§ **GIVEN RECORDS**:
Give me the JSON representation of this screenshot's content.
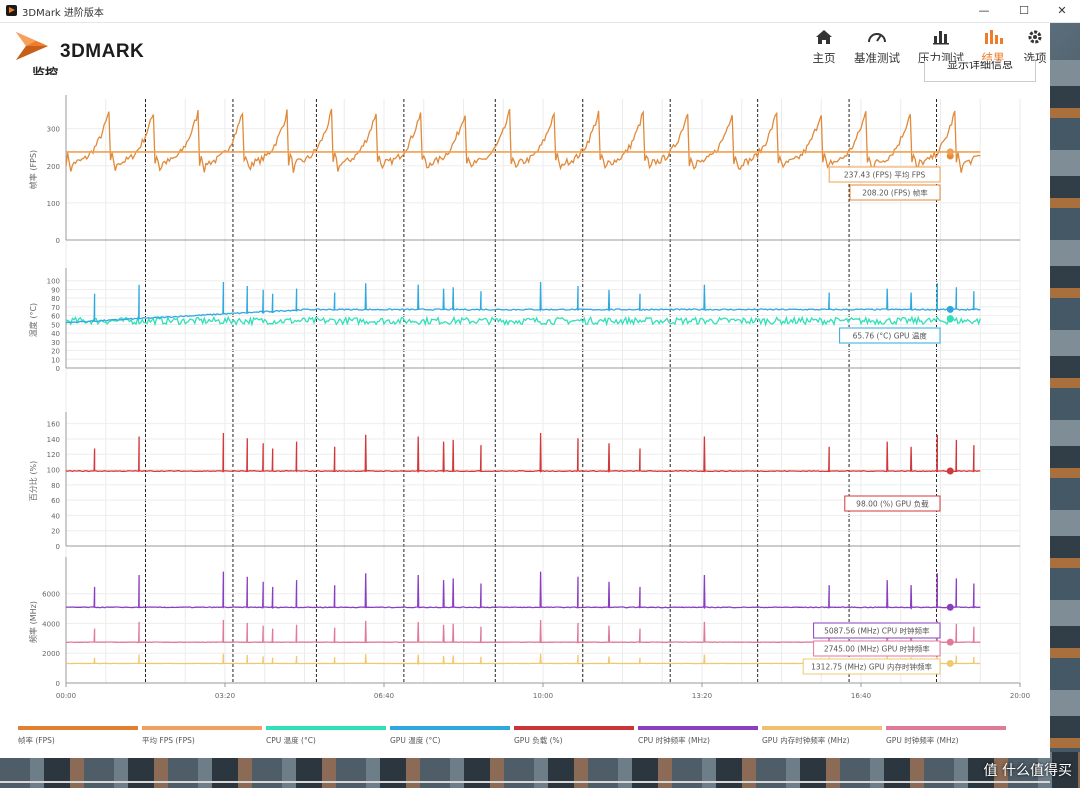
{
  "window": {
    "title": "3DMark 进阶版本",
    "minimize": "—",
    "maximize": "☐",
    "close": "✕"
  },
  "brand": {
    "logo_text": "3DMARK",
    "accent": "#ee7c2a"
  },
  "nav": [
    {
      "label": "主页",
      "icon": "home-icon"
    },
    {
      "label": "基准测试",
      "icon": "gauge-icon"
    },
    {
      "label": "压力测试",
      "icon": "bar-chart-icon"
    },
    {
      "label": "结果",
      "icon": "results-chart-icon",
      "active": true
    },
    {
      "label": "选项",
      "icon": "gear-icon"
    }
  ],
  "panel": {
    "title": "监控",
    "detail_button": "显示详细信息"
  },
  "watermark": "值 什么值得买",
  "chart_data": {
    "type": "line",
    "x_ticks": [
      "00:00",
      "03:20",
      "06:40",
      "10:00",
      "13:20",
      "16:40",
      "20:00"
    ],
    "x_range_seconds": [
      0,
      1200
    ],
    "end_seconds": 1150,
    "event_marker_seconds": [
      100,
      210,
      315,
      425,
      540,
      650,
      760,
      870,
      985,
      1095
    ],
    "spike_seconds": [
      36,
      92,
      290,
      338,
      377,
      487,
      522,
      597,
      644,
      683,
      722,
      803,
      1033,
      1063,
      1096,
      1120,
      1142,
      198,
      228,
      248,
      260,
      443,
      475,
      960
    ],
    "panels": [
      {
        "id": "fps",
        "ylabel": "帧率 (FPS)",
        "yticks": [
          0,
          100,
          200,
          300
        ],
        "ylim": [
          0,
          380
        ],
        "series": [
          {
            "name": "帧率 (FPS)",
            "color": "#e08a3a",
            "kind": "sawtooth",
            "base": 208,
            "peak": 360,
            "period": 56
          },
          {
            "name": "平均 FPS (FPS)",
            "color": "#f0a050",
            "kind": "flat",
            "value": 237.43
          }
        ],
        "callouts": [
          {
            "text": "237.43 (FPS) 平均 FPS",
            "color": "#f0a050"
          },
          {
            "text": "208.20 (FPS) 帧率",
            "color": "#e08a3a"
          }
        ]
      },
      {
        "id": "temp",
        "ylabel": "温度 (°C)",
        "yticks": [
          0,
          10,
          20,
          30,
          40,
          50,
          60,
          70,
          80,
          90,
          100
        ],
        "ylim": [
          0,
          110
        ],
        "series": [
          {
            "name": "CPU 温度 (°C)",
            "color": "#30e0b8",
            "kind": "noisy",
            "base": 54,
            "spikeTo": 0
          },
          {
            "name": "GPU 温度 (°C)",
            "color": "#2fa8e0",
            "kind": "rise",
            "from": 52,
            "to": 67,
            "spikeTo": 100
          }
        ],
        "callouts": [
          {
            "text": "65.76 (°C) GPU 温度",
            "color": "#2fa8e0"
          }
        ]
      },
      {
        "id": "load",
        "ylabel": "百分比 (%)",
        "yticks": [
          0,
          20,
          40,
          60,
          80,
          100,
          120,
          140,
          160
        ],
        "ylim": [
          0,
          170
        ],
        "series": [
          {
            "name": "GPU 负载 (%)",
            "color": "#d0383a",
            "kind": "flat-spiky",
            "value": 98,
            "spikeTo": 150
          }
        ],
        "callouts": [
          {
            "text": "98.00 (%) GPU 负载",
            "color": "#d0383a"
          }
        ]
      },
      {
        "id": "clock",
        "ylabel": "频率 (MHz)",
        "yticks": [
          0,
          2000,
          4000,
          6000
        ],
        "ylim": [
          0,
          8200
        ],
        "series": [
          {
            "name": "CPU 时钟频率 (MHz)",
            "color": "#8a3fc0",
            "kind": "flat-spiky",
            "value": 5087.56,
            "spikeTo": 7600
          },
          {
            "name": "GPU 时钟频率 (MHz)",
            "color": "#e07a98",
            "kind": "flat-spiky",
            "value": 2745,
            "spikeTo": 4300
          },
          {
            "name": "GPU 内存时钟频率 (MHz)",
            "color": "#f0c870",
            "kind": "flat-spiky",
            "value": 1312.75,
            "spikeTo": 2000
          }
        ],
        "callouts": [
          {
            "text": "5087.56 (MHz) CPU 时钟频率",
            "color": "#8a3fc0"
          },
          {
            "text": "2745.00 (MHz) GPU 时钟频率",
            "color": "#e07a98"
          },
          {
            "text": "1312.75 (MHz) GPU 内存时钟频率",
            "color": "#f0c870"
          }
        ]
      }
    ],
    "legend": [
      {
        "name": "帧率 (FPS)",
        "color": "#e08030"
      },
      {
        "name": "平均 FPS (FPS)",
        "color": "#f0a060"
      },
      {
        "name": "CPU 温度 (°C)",
        "color": "#30e0b8"
      },
      {
        "name": "GPU 温度 (°C)",
        "color": "#2fa8e0"
      },
      {
        "name": "GPU 负载 (%)",
        "color": "#c83438"
      },
      {
        "name": "CPU 时钟频率 (MHz)",
        "color": "#8a3fc0"
      },
      {
        "name": "GPU 内存时钟频率 (MHz)",
        "color": "#f0c070"
      },
      {
        "name": "GPU 时钟频率 (MHz)",
        "color": "#e07a98"
      }
    ]
  }
}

§ **WHAT YOU ARE ASKED TO DO**: Extract each line from the entries above that contains the string "value".

§ **EXPECTED ANSWER**:
            "value": 237.43
            "value": 98,
            "value": 5087.56,
            "value": 2745,
            "value": 1312.75,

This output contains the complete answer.